> [What is expected]: In the copy, every record below must appear exactly as given, and no picture may appear.

> [Task input]:
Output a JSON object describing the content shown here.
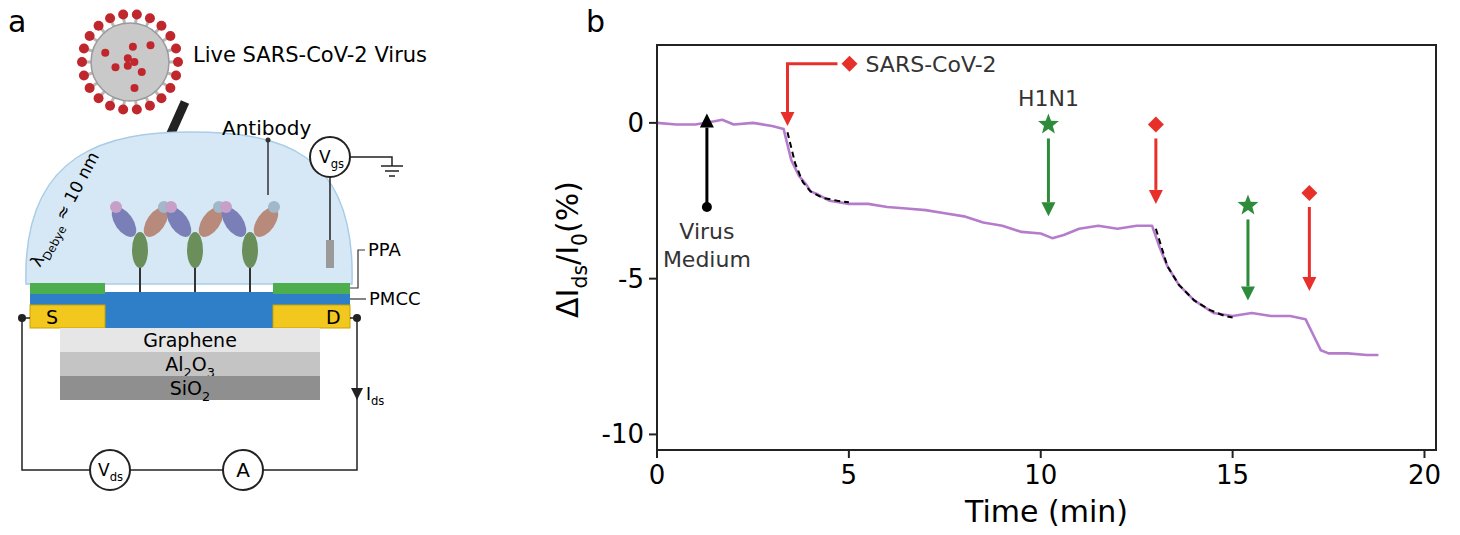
{
  "diagram": {
    "panel_label": "a",
    "virus_label": "Live SARS-CoV-2 Virus",
    "antibody_label": "Antibody",
    "debye_label": [
      {
        "text": "λ"
      },
      {
        "text": "Debye",
        "sub": true
      },
      {
        "text": " ≈ 10 nm"
      }
    ],
    "gate_label": [
      {
        "text": "V"
      },
      {
        "text": "gs",
        "sub": true
      }
    ],
    "ppa_label": "PPA",
    "pmcc_label": "PMCC",
    "source_label": "S",
    "drain_label": "D",
    "layers": [
      [
        {
          "text": "Graphene"
        }
      ],
      [
        {
          "text": "Al"
        },
        {
          "text": "2",
          "sub": true
        },
        {
          "text": "O"
        },
        {
          "text": "3",
          "sub": true
        }
      ],
      [
        {
          "text": "SiO"
        },
        {
          "text": "2",
          "sub": true
        }
      ]
    ],
    "current_label": [
      {
        "text": "I"
      },
      {
        "text": "ds",
        "sub": true
      }
    ],
    "drain_voltage_label": [
      {
        "text": "V"
      },
      {
        "text": "ds",
        "sub": true
      }
    ],
    "ammeter_label": "A"
  },
  "chart_data": {
    "type": "line",
    "panel_label": "b",
    "x_label": "Time (min)",
    "y_label": [
      {
        "text": "ΔI"
      },
      {
        "text": "ds",
        "sub": true
      },
      {
        "text": "/I"
      },
      {
        "text": "0",
        "sub": true
      },
      {
        "text": "(%)"
      }
    ],
    "xlim": [
      0,
      20.3
    ],
    "xticks": [
      0,
      5,
      10,
      15,
      20
    ],
    "ylim": [
      -10.5,
      2.5
    ],
    "yticks": [
      -10,
      -5,
      0
    ],
    "grid": false,
    "series": [
      {
        "color": "#b57ccc",
        "line_style": "solid",
        "x": [
          0,
          0.5,
          1,
          1.5,
          1.7,
          2,
          2.5,
          3,
          3.3,
          3.5,
          3.7,
          3.9,
          4.0,
          4.2,
          4.5,
          5,
          5.5,
          6,
          6.5,
          7,
          7.5,
          8,
          8.5,
          9,
          9.5,
          10,
          10.3,
          10.6,
          11,
          11.5,
          12,
          12.5,
          12.9,
          13.1,
          13.3,
          13.6,
          14,
          14.5,
          15,
          15.5,
          16,
          16.5,
          16.9,
          17.1,
          17.3,
          17.5,
          18,
          18.5,
          18.8
        ],
        "values": [
          0,
          -0.05,
          -0.05,
          0.05,
          0.1,
          -0.05,
          0,
          -0.1,
          -0.2,
          -1.2,
          -1.7,
          -2.0,
          -2.2,
          -2.3,
          -2.5,
          -2.6,
          -2.6,
          -2.7,
          -2.75,
          -2.8,
          -2.9,
          -3.0,
          -3.2,
          -3.3,
          -3.5,
          -3.55,
          -3.7,
          -3.6,
          -3.4,
          -3.3,
          -3.4,
          -3.3,
          -3.3,
          -4.0,
          -4.6,
          -5.2,
          -5.7,
          -6.1,
          -6.2,
          -6.1,
          -6.2,
          -6.2,
          -6.3,
          -6.8,
          -7.3,
          -7.4,
          -7.4,
          -7.45,
          -7.45
        ]
      },
      {
        "color": "#000000",
        "line_style": "dashed",
        "x": [
          3.4,
          3.6,
          3.8,
          4.0,
          4.3,
          4.7,
          5.0
        ],
        "values": [
          -0.3,
          -1.3,
          -1.9,
          -2.2,
          -2.4,
          -2.5,
          -2.55
        ]
      },
      {
        "color": "#000000",
        "line_style": "dashed",
        "x": [
          13.0,
          13.3,
          13.6,
          14.0,
          14.4,
          14.8,
          15.0
        ],
        "values": [
          -3.4,
          -4.6,
          -5.2,
          -5.7,
          -6.0,
          -6.2,
          -6.25
        ]
      }
    ],
    "annotations": [
      {
        "x": 1.3,
        "y_start": -2.7,
        "y_end": 0.3,
        "marker": "dot",
        "color": "#000000",
        "label": "Virus Medium",
        "label_position": "below"
      },
      {
        "x": 3.4,
        "y_start": 1.9,
        "y_end": -0.1,
        "marker": "diamond",
        "color": "#e8302a",
        "label": "SARS-CoV-2",
        "label_position": "right"
      },
      {
        "x": 10.2,
        "y_start": -0.5,
        "y_end": -3.0,
        "marker": "star",
        "color": "#2e8b3a",
        "label": "H1N1",
        "label_position": "above"
      },
      {
        "x": 13.0,
        "y_start": -0.5,
        "y_end": -2.6,
        "marker": "diamond",
        "color": "#e8302a"
      },
      {
        "x": 15.4,
        "y_start": -3.1,
        "y_end": -5.7,
        "marker": "star",
        "color": "#2e8b3a"
      },
      {
        "x": 17.0,
        "y_start": -2.7,
        "y_end": -5.4,
        "marker": "diamond",
        "color": "#e8302a"
      }
    ]
  }
}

> [Exercise response]:
Output a JSON object describing the content shown here.
{
  "diagram": {
    "panel_label": "a",
    "virus_label": "Live SARS-CoV-2 Virus",
    "antibody_label": "Antibody",
    "debye_label": [
      {
        "text": "λ"
      },
      {
        "text": "Debye",
        "sub": true
      },
      {
        "text": " ≈ 10 nm"
      }
    ],
    "gate_label": [
      {
        "text": "V"
      },
      {
        "text": "gs",
        "sub": true
      }
    ],
    "ppa_label": "PPA",
    "pmcc_label": "PMCC",
    "source_label": "S",
    "drain_label": "D",
    "layers": [
      [
        {
          "text": "Graphene"
        }
      ],
      [
        {
          "text": "Al"
        },
        {
          "text": "2",
          "sub": true
        },
        {
          "text": "O"
        },
        {
          "text": "3",
          "sub": true
        }
      ],
      [
        {
          "text": "SiO"
        },
        {
          "text": "2",
          "sub": true
        }
      ]
    ],
    "current_label": [
      {
        "text": "I"
      },
      {
        "text": "ds",
        "sub": true
      }
    ],
    "drain_voltage_label": [
      {
        "text": "V"
      },
      {
        "text": "ds",
        "sub": true
      }
    ],
    "ammeter_label": "A"
  },
  "chart_data": {
    "type": "line",
    "panel_label": "b",
    "x_label": "Time (min)",
    "y_label": [
      {
        "text": "ΔI"
      },
      {
        "text": "ds",
        "sub": true
      },
      {
        "text": "/I"
      },
      {
        "text": "0",
        "sub": true
      },
      {
        "text": "(%)"
      }
    ],
    "xlim": [
      0,
      20.3
    ],
    "xticks": [
      0,
      5,
      10,
      15,
      20
    ],
    "ylim": [
      -10.5,
      2.5
    ],
    "yticks": [
      -10,
      -5,
      0
    ],
    "grid": false,
    "series": [
      {
        "color": "#b57ccc",
        "line_style": "solid",
        "x": [
          0,
          0.5,
          1,
          1.5,
          1.7,
          2,
          2.5,
          3,
          3.3,
          3.5,
          3.7,
          3.9,
          4.0,
          4.2,
          4.5,
          5,
          5.5,
          6,
          6.5,
          7,
          7.5,
          8,
          8.5,
          9,
          9.5,
          10,
          10.3,
          10.6,
          11,
          11.5,
          12,
          12.5,
          12.9,
          13.1,
          13.3,
          13.6,
          14,
          14.5,
          15,
          15.5,
          16,
          16.5,
          16.9,
          17.1,
          17.3,
          17.5,
          18,
          18.5,
          18.8
        ],
        "values": [
          0,
          -0.05,
          -0.05,
          0.05,
          0.1,
          -0.05,
          0,
          -0.1,
          -0.2,
          -1.2,
          -1.7,
          -2.0,
          -2.2,
          -2.3,
          -2.5,
          -2.6,
          -2.6,
          -2.7,
          -2.75,
          -2.8,
          -2.9,
          -3.0,
          -3.2,
          -3.3,
          -3.5,
          -3.55,
          -3.7,
          -3.6,
          -3.4,
          -3.3,
          -3.4,
          -3.3,
          -3.3,
          -4.0,
          -4.6,
          -5.2,
          -5.7,
          -6.1,
          -6.2,
          -6.1,
          -6.2,
          -6.2,
          -6.3,
          -6.8,
          -7.3,
          -7.4,
          -7.4,
          -7.45,
          -7.45
        ]
      },
      {
        "color": "#000000",
        "line_style": "dashed",
        "x": [
          3.4,
          3.6,
          3.8,
          4.0,
          4.3,
          4.7,
          5.0
        ],
        "values": [
          -0.3,
          -1.3,
          -1.9,
          -2.2,
          -2.4,
          -2.5,
          -2.55
        ]
      },
      {
        "color": "#000000",
        "line_style": "dashed",
        "x": [
          13.0,
          13.3,
          13.6,
          14.0,
          14.4,
          14.8,
          15.0
        ],
        "values": [
          -3.4,
          -4.6,
          -5.2,
          -5.7,
          -6.0,
          -6.2,
          -6.25
        ]
      }
    ],
    "annotations": [
      {
        "x": 1.3,
        "y_start": -2.7,
        "y_end": 0.3,
        "marker": "dot",
        "color": "#000000",
        "label": "Virus Medium",
        "label_position": "below"
      },
      {
        "x": 3.4,
        "y_start": 1.9,
        "y_end": -0.1,
        "marker": "diamond",
        "color": "#e8302a",
        "label": "SARS-CoV-2",
        "label_position": "right"
      },
      {
        "x": 10.2,
        "y_start": -0.5,
        "y_end": -3.0,
        "marker": "star",
        "color": "#2e8b3a",
        "label": "H1N1",
        "label_position": "above"
      },
      {
        "x": 13.0,
        "y_start": -0.5,
        "y_end": -2.6,
        "marker": "diamond",
        "color": "#e8302a"
      },
      {
        "x": 15.4,
        "y_start": -3.1,
        "y_end": -5.7,
        "marker": "star",
        "color": "#2e8b3a"
      },
      {
        "x": 17.0,
        "y_start": -2.7,
        "y_end": -5.4,
        "marker": "diamond",
        "color": "#e8302a"
      }
    ]
  }
}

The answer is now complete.